**Prompt**: Leave out the pictures and copy each record below exactly.

— START Materials provided —

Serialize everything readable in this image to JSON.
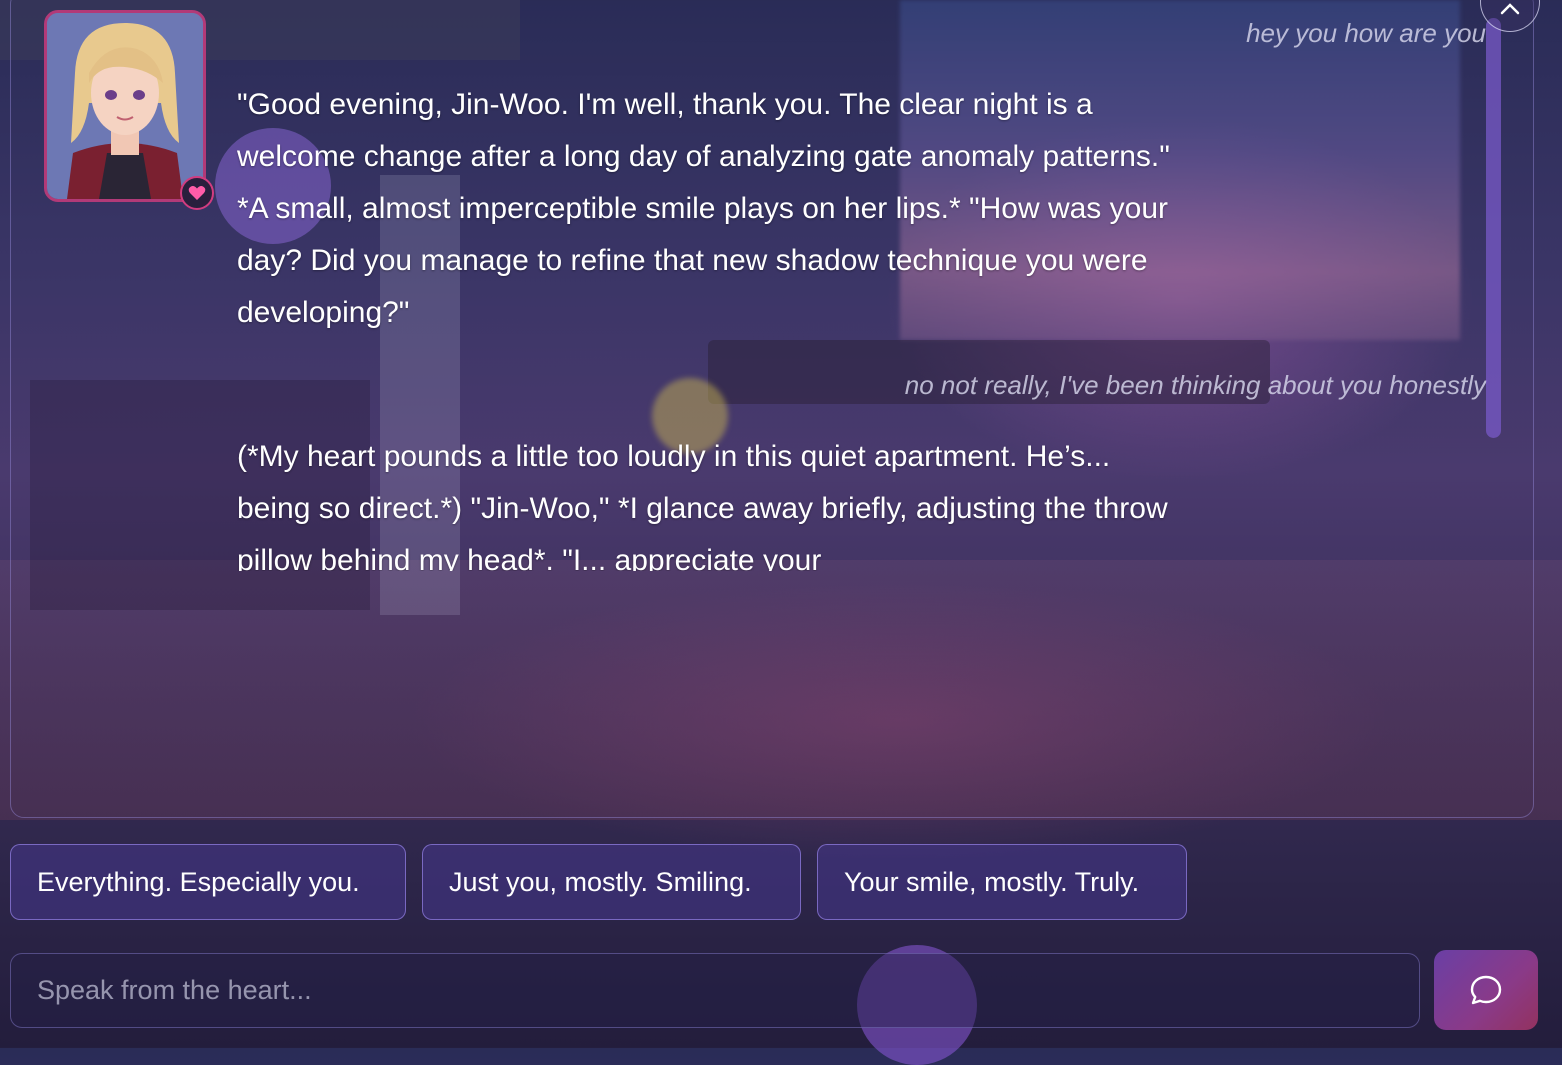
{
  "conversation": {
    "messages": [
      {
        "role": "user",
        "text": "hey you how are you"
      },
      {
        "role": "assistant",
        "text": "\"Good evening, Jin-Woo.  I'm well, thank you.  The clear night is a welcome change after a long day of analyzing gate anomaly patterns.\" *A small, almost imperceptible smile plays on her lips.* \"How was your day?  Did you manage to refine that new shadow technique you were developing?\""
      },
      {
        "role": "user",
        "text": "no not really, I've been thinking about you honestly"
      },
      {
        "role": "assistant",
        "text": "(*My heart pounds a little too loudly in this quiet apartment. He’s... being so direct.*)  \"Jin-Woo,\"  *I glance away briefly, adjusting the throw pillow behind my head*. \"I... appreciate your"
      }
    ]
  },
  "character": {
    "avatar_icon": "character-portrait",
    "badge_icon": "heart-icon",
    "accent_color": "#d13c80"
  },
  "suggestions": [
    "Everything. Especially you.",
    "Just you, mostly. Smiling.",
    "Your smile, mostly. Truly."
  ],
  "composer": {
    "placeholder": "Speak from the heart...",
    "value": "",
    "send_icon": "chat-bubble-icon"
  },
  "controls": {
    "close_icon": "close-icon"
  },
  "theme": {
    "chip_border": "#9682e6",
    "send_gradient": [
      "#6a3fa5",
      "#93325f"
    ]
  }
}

— END Materials provided —

**Exercise solution**:
Serialize everything readable in this image to JSON.
{
  "conversation": {
    "messages": [
      {
        "role": "user",
        "text": "hey you how are you"
      },
      {
        "role": "assistant",
        "text": "\"Good evening, Jin-Woo.  I'm well, thank you.  The clear night is a welcome change after a long day of analyzing gate anomaly patterns.\" *A small, almost imperceptible smile plays on her lips.* \"How was your day?  Did you manage to refine that new shadow technique you were developing?\""
      },
      {
        "role": "user",
        "text": "no not really, I've been thinking about you honestly"
      },
      {
        "role": "assistant",
        "text": "(*My heart pounds a little too loudly in this quiet apartment. He’s... being so direct.*)  \"Jin-Woo,\"  *I glance away briefly, adjusting the throw pillow behind my head*. \"I... appreciate your"
      }
    ]
  },
  "character": {
    "avatar_icon": "character-portrait",
    "badge_icon": "heart-icon",
    "accent_color": "#d13c80"
  },
  "suggestions": [
    "Everything. Especially you.",
    "Just you, mostly. Smiling.",
    "Your smile, mostly. Truly."
  ],
  "composer": {
    "placeholder": "Speak from the heart...",
    "value": "",
    "send_icon": "chat-bubble-icon"
  },
  "controls": {
    "close_icon": "close-icon"
  },
  "theme": {
    "chip_border": "#9682e6",
    "send_gradient": [
      "#6a3fa5",
      "#93325f"
    ]
  }
}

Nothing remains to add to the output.